━━━ DATA TO PROCESS

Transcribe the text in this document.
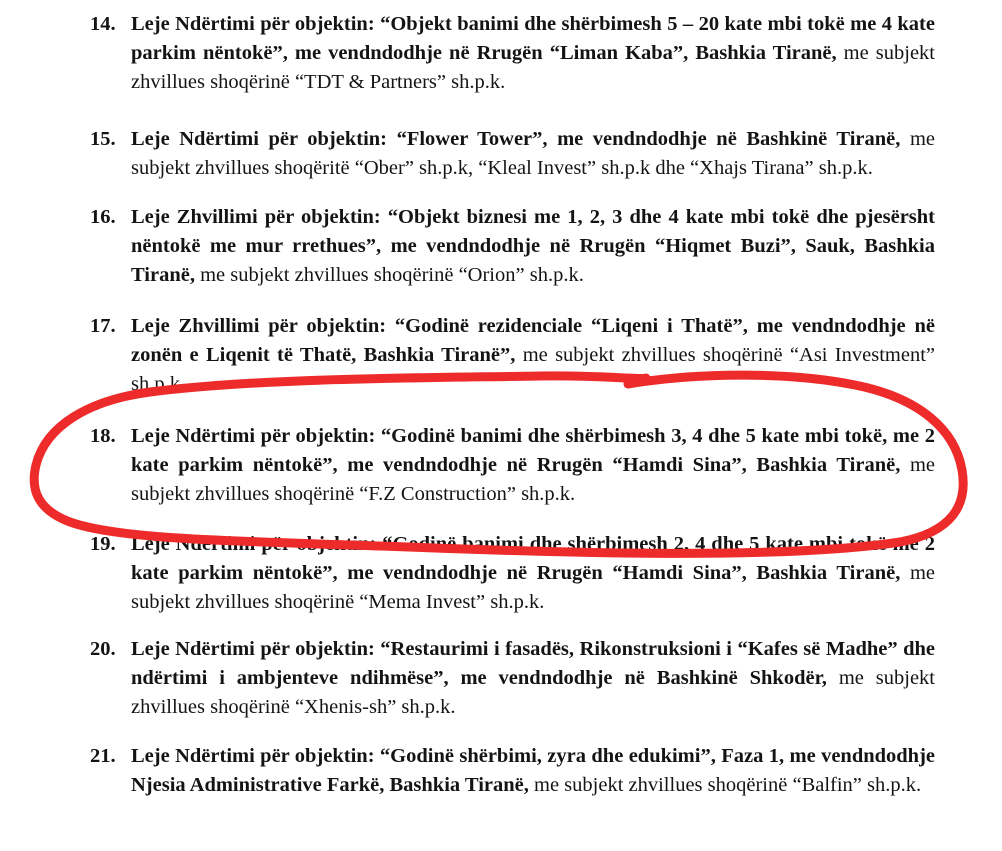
14. Leje Ndërtimi për objektin: “Objekt banimi dhe shërbimesh 5 – 20 kate mbi tokë me 4 kate parkim nëntokë”, me vendndodhje në Rrugën “Liman Kaba”, Bashkia Tiranë, me subjekt zhvillues shoqërinë “TDT & Partners” sh.p.k.
15. Leje Ndërtimi për objektin: “Flower Tower”, me vendndodhje në Bashkinë Tiranë, me subjekt zhvillues shoqëritë “Ober” sh.p.k, “Kleal Invest” sh.p.k dhe “Xhajs Tirana” sh.p.k.
16. Leje Zhvillimi për objektin: “Objekt biznesi me 1, 2, 3 dhe 4 kate mbi tokë dhe pjesërsht nëntokë me mur rrethues”, me vendndodhje në Rrugën “Hiqmet Buzi”, Sauk, Bashkia Tiranë, me subjekt zhvillues shoqërinë “Orion” sh.p.k.
17. Leje Zhvillimi për objektin: “Godinë rezidenciale “Liqeni i Thatë”, me vendndodhje në zonën e Liqenit të Thatë, Bashkia Tiranë”, me subjekt zhvillues shoqërinë “Asi Investment” sh.p.k.
18. Leje Ndërtimi për objektin: “Godinë banimi dhe shërbimesh 3, 4 dhe 5 kate mbi tokë, me 2 kate parkim nëntokë”, me vendndodhje në Rrugën “Hamdi Sina”, Bashkia Tiranë, me subjekt zhvillues shoqërinë “F.Z Construction” sh.p.k.
19. Leje Ndërtimi për objektin: “Godinë banimi dhe shërbimesh 2, 4 dhe 5 kate mbi tokë me 2 kate parkim nëntokë”, me vendndodhje në Rrugën “Hamdi Sina”, Bashkia Tiranë, me subjekt zhvillues shoqërinë “Mema Invest” sh.p.k.
20. Leje Ndërtimi për objektin: “Restaurimi i fasadës, Rikonstruksioni i “Kafes së Madhe” dhe ndërtimi i ambjenteve ndihmëse”, me vendndodhje në Bashkinë Shkodër, me subjekt zhvillues shoqërinë “Xhenis-sh” sh.p.k.
21. Leje Ndërtimi për objektin: “Godinë shërbimi, zyra dhe edukimi”, Faza 1, me vendndodhje Njesia Administrative Farkë, Bashkia Tiranë, me subjekt zhvillues shoqërinë “Balfin” sh.p.k.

━━━━━━

WHAT IS ASKED:
Show all lines from the listing above in which "nëntokë" appears.

SOLUTION TO THIS EXERCISE:
14. Leje Ndërtimi për objektin: “Objekt banimi dhe shërbimesh 5 – 20 kate mbi tokë me 4 kate parkim nëntokë”, me vendndodhje në Rrugën “Liman Kaba”, Bashkia Tiranë, me subjekt zhvillues shoqërinë “TDT & Partners” sh.p.k.
16. Leje Zhvillimi për objektin: “Objekt biznesi me 1, 2, 3 dhe 4 kate mbi tokë dhe pjesërsht nëntokë me mur rrethues”, me vendndodhje në Rrugën “Hiqmet Buzi”, Sauk, Bashkia Tiranë, me subjekt zhvillues shoqërinë “Orion” sh.p.k.
18. Leje Ndërtimi për objektin: “Godinë banimi dhe shërbimesh 3, 4 dhe 5 kate mbi tokë, me 2 kate parkim nëntokë”, me vendndodhje në Rrugën “Hamdi Sina”, Bashkia Tiranë, me subjekt zhvillues shoqërinë “F.Z Construction” sh.p.k.
19. Leje Ndërtimi për objektin: “Godinë banimi dhe shërbimesh 2, 4 dhe 5 kate mbi tokë me 2 kate parkim nëntokë”, me vendndodhje në Rrugën “Hamdi Sina”, Bashkia Tiranë, me subjekt zhvillues shoqërinë “Mema Invest” sh.p.k.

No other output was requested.